Input data
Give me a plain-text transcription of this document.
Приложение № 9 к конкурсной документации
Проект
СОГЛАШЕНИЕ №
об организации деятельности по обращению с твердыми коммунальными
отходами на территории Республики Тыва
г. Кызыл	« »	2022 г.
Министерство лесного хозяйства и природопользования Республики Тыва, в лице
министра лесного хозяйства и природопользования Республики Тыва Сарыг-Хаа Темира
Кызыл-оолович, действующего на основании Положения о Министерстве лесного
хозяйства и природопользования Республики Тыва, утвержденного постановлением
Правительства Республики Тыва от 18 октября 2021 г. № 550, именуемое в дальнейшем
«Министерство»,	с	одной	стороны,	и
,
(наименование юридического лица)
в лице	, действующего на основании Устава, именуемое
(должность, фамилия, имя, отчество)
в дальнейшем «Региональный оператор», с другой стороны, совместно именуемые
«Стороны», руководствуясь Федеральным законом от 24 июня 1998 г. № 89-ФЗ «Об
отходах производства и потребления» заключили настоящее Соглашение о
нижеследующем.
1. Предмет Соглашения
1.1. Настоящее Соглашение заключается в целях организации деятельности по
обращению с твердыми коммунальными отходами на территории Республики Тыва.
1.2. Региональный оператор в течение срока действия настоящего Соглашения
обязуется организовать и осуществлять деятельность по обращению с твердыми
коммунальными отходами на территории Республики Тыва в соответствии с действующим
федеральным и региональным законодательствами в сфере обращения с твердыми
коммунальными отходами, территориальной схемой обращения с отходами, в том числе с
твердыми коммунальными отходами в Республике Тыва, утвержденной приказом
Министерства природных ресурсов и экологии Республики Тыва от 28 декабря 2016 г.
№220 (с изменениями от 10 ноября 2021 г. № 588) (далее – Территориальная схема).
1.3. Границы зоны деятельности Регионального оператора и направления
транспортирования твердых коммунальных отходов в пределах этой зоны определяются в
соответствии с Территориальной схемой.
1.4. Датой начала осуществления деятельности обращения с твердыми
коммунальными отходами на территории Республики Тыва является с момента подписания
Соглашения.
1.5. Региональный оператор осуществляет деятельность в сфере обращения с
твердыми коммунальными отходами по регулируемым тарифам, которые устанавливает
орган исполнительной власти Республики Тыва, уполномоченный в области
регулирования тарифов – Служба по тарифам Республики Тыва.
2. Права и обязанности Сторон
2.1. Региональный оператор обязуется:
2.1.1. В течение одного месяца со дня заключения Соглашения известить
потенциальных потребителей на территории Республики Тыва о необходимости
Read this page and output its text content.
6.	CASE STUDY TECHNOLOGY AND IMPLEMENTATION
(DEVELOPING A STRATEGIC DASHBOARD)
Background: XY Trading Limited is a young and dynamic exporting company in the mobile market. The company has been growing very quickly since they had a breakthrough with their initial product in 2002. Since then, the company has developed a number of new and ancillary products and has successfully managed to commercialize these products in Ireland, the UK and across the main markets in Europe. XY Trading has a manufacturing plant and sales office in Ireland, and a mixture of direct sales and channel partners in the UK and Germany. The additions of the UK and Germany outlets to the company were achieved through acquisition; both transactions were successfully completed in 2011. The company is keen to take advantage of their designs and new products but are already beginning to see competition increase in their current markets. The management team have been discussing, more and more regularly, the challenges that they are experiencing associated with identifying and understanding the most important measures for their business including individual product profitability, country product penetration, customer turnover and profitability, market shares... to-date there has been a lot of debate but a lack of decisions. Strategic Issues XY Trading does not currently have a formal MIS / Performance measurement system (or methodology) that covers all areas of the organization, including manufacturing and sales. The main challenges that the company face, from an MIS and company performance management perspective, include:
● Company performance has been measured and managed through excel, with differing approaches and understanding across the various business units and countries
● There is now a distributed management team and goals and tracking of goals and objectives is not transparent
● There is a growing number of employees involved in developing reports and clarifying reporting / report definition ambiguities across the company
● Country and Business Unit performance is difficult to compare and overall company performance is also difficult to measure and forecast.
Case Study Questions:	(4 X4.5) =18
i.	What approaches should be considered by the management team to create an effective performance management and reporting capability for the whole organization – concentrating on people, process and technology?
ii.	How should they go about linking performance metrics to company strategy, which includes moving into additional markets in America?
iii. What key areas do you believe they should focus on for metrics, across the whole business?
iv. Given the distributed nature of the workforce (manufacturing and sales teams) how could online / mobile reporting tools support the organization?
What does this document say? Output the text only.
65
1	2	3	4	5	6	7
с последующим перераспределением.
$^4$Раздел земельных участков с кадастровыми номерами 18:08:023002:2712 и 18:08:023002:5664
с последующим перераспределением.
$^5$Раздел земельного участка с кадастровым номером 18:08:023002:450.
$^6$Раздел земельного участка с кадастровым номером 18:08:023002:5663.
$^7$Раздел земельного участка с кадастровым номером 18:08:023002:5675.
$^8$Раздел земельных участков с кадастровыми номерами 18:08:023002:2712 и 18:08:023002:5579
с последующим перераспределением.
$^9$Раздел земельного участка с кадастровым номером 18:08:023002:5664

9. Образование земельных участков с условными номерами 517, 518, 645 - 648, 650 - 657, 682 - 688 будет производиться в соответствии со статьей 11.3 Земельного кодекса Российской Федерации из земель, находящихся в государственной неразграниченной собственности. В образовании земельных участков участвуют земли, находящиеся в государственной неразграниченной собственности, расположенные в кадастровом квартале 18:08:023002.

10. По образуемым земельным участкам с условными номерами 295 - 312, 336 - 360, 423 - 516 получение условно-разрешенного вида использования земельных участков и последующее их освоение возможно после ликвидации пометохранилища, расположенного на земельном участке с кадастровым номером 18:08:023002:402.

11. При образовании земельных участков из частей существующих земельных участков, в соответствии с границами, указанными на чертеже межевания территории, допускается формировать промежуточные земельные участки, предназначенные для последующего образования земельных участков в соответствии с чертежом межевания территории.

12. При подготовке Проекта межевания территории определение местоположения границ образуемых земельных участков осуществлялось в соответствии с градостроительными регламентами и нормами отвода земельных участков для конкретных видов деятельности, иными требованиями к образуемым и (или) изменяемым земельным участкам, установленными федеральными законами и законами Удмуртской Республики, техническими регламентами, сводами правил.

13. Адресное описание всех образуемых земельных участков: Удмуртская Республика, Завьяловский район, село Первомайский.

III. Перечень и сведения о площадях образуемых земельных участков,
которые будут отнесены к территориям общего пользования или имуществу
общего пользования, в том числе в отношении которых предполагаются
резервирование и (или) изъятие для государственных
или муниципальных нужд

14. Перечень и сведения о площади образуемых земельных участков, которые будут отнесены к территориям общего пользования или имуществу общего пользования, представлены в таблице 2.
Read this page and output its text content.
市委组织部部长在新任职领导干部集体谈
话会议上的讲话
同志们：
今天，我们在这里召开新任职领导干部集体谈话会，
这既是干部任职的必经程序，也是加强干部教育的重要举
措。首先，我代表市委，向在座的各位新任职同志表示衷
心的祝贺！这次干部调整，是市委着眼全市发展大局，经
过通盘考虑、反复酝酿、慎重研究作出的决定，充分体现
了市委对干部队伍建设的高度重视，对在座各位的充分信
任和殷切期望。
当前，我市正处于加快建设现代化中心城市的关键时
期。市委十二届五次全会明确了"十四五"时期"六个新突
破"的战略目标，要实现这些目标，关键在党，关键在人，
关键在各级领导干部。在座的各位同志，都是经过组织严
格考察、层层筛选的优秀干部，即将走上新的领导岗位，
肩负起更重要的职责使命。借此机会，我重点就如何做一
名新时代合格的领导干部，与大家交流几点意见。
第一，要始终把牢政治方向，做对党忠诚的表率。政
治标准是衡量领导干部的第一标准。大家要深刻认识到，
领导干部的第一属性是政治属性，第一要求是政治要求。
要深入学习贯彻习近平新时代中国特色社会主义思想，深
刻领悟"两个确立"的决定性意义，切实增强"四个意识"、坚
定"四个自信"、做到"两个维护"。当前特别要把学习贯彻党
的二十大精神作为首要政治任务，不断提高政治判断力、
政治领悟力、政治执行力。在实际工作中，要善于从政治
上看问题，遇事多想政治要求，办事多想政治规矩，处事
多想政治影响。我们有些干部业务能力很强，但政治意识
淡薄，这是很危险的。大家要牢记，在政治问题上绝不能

Requirement
Say the number of lines in the listing that hold "тарифам", with no added words.

Response for this exercise
2